Aim:
Examine the entries and show every line in which the word "Gathering" is found.

START Rows

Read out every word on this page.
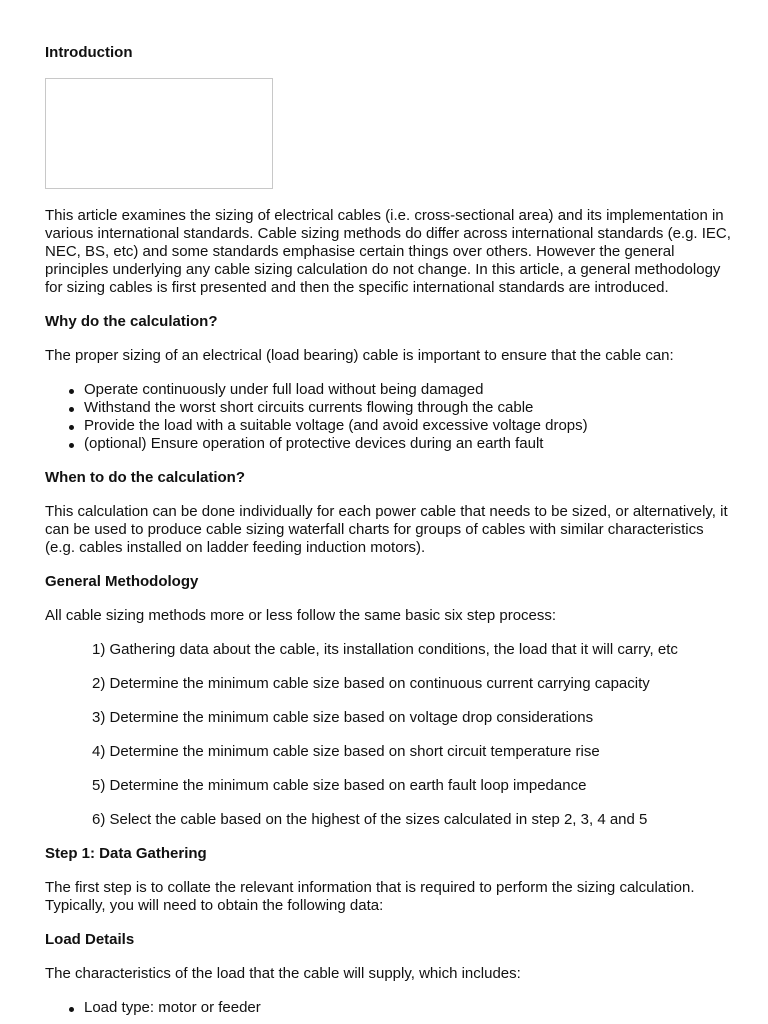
Introduction

This article examines the sizing of electrical cables (i.e. cross-sectional area) and its implementation in various international standards. Cable sizing methods do differ across international standards (e.g. IEC, NEC, BS, etc) and some standards emphasise certain things over others. However the general principles underlying any cable sizing calculation do not change. In this article, a general methodology for sizing cables is first presented and then the specific international standards are introduced.

Why do the calculation?

The proper sizing of an electrical (load bearing) cable is important to ensure that the cable can:

Operate continuously under full load without being damaged
Withstand the worst short circuits currents flowing through the cable
Provide the load with a suitable voltage (and avoid excessive voltage drops)
(optional) Ensure operation of protective devices during an earth fault
When to do the calculation?

This calculation can be done individually for each power cable that needs to be sized, or alternatively, it can be used to produce cable sizing waterfall charts for groups of cables with similar characteristics (e.g. cables installed on ladder feeding induction motors).

General Methodology

All cable sizing methods more or less follow the same basic six step process:

1) Gathering data about the cable, its installation conditions, the load that it will carry, etc

2) Determine the minimum cable size based on continuous current carrying capacity

3) Determine the minimum cable size based on voltage drop considerations

4) Determine the minimum cable size based on short circuit temperature rise

5) Determine the minimum cable size based on earth fault loop impedance

6) Select the cable based on the highest of the sizes calculated in step 2, 3, 4 and 5

Step 1: Data Gathering

The first step is to collate the relevant information that is required to perform the sizing calculation. Typically, you will need to obtain the following data:

Load Details

The characteristics of the load that the cable will supply, which includes:

Load type: motor or feeder
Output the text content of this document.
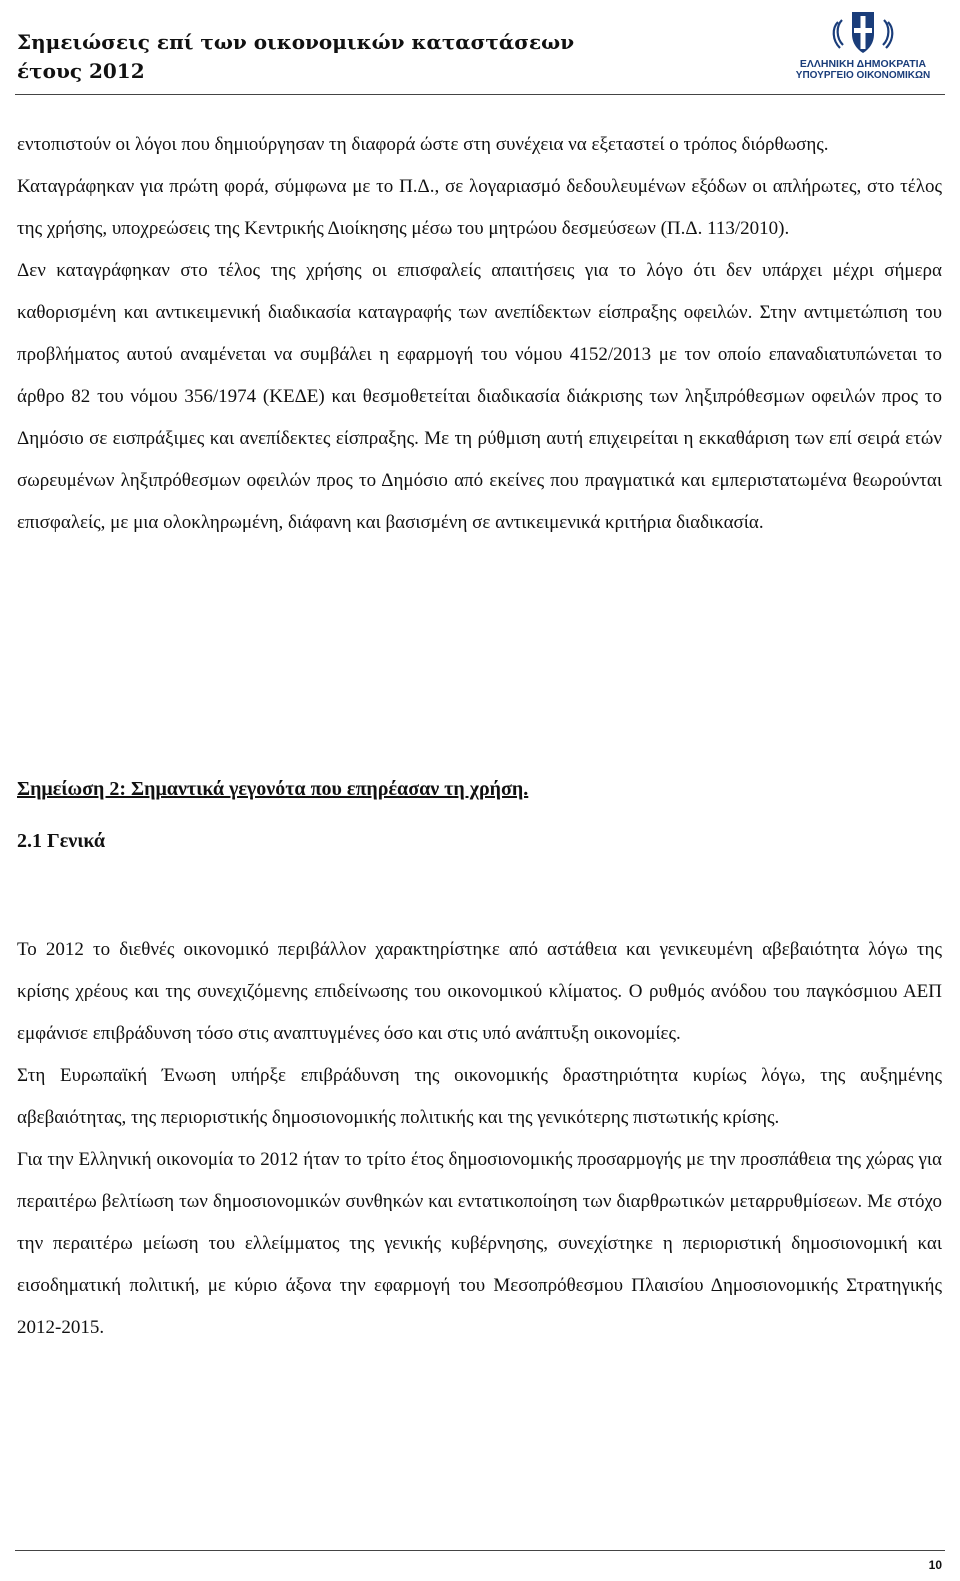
Σημειώσεις επί των οικονομικών καταστάσεων
έτους 2012	ΕΛΛΗΝΙΚΗ ΔΗΜΟΚΡΑΤΙΑ
ΥΠΟΥΡΓΕΙΟ ΟΙΚΟΝΟΜΙΚΩΝ

εντοπιστούν οι λόγοι που δημιούργησαν τη διαφορά ώστε στη συνέχεια να εξεταστεί ο τρόπος διόρθωσης.

Καταγράφηκαν για πρώτη φορά, σύμφωνα με το Π.Δ., σε λογαριασμό δεδουλευμένων εξόδων οι απλήρωτες, στο τέλος της χρήσης, υποχρεώσεις της Κεντρικής Διοίκησης μέσω του μητρώου δεσμεύσεων (Π.Δ. 113/2010).

Δεν καταγράφηκαν στο τέλος της χρήσης οι επισφαλείς απαιτήσεις για το λόγο ότι δεν υπάρχει μέχρι σήμερα καθορισμένη και αντικειμενική διαδικασία καταγραφής των ανεπίδεκτων είσπραξης οφειλών. Στην αντιμετώπιση του προβλήματος αυτού αναμένεται να συμβάλει η εφαρμογή του νόμου 4152/2013 με τον οποίο επαναδιατυπώνεται το άρθρο 82 του νόμου 356/1974 (ΚΕΔΕ) και θεσμοθετείται διαδικασία διάκρισης των ληξιπρόθεσμων οφειλών προς το Δημόσιο σε εισπράξιμες και ανεπίδεκτες είσπραξης. Με τη ρύθμιση αυτή επιχειρείται η εκκαθάριση των επί σειρά ετών σωρευμένων ληξιπρόθεσμων οφειλών προς το Δημόσιο από εκείνες που πραγματικά και εμπεριστατωμένα θεωρούνται επισφαλείς, με μια ολοκληρωμένη, διάφανη και βασισμένη σε αντικειμενικά κριτήρια διαδικασία.

Σημείωση 2: Σημαντικά γεγονότα που επηρέασαν τη χρήση.
2.1 Γενικά

Το 2012 το διεθνές οικονομικό περιβάλλον χαρακτηρίστηκε από αστάθεια και γενικευμένη αβεβαιότητα λόγω της κρίσης χρέους και της συνεχιζόμενης επιδείνωσης του οικονομικού κλίματος. Ο ρυθμός ανόδου του παγκόσμιου ΑΕΠ εμφάνισε επιβράδυνση τόσο στις αναπτυγμένες όσο και στις υπό ανάπτυξη οικονομίες.

Στη Ευρωπαϊκή Ένωση υπήρξε επιβράδυνση της οικονομικής δραστηριότητα κυρίως λόγω, της αυξημένης αβεβαιότητας, της περιοριστικής δημοσιονομικής πολιτικής και της γενικότερης πιστωτικής κρίσης.

Για την Ελληνική οικονομία το 2012 ήταν το τρίτο έτος δημοσιονομικής προσαρμογής με την προσπάθεια της χώρας για περαιτέρω βελτίωση των δημοσιονομικών συνθηκών και εντατικοποίηση των διαρθρωτικών μεταρρυθμίσεων. Με στόχο την περαιτέρω μείωση του ελλείμματος της γενικής κυβέρνησης, συνεχίστηκε η περιοριστική δημοσιονομική και εισοδηματική πολιτική, με κύριο άξονα την εφαρμογή του Μεσοπρόθεσμου Πλαισίου Δημοσιονομικής Στρατηγικής 2012-2015.

10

END Rows

Task response:
1) Gathering data about the cable, its installation conditions, the load that it will carry, etc
Step 1: Data Gathering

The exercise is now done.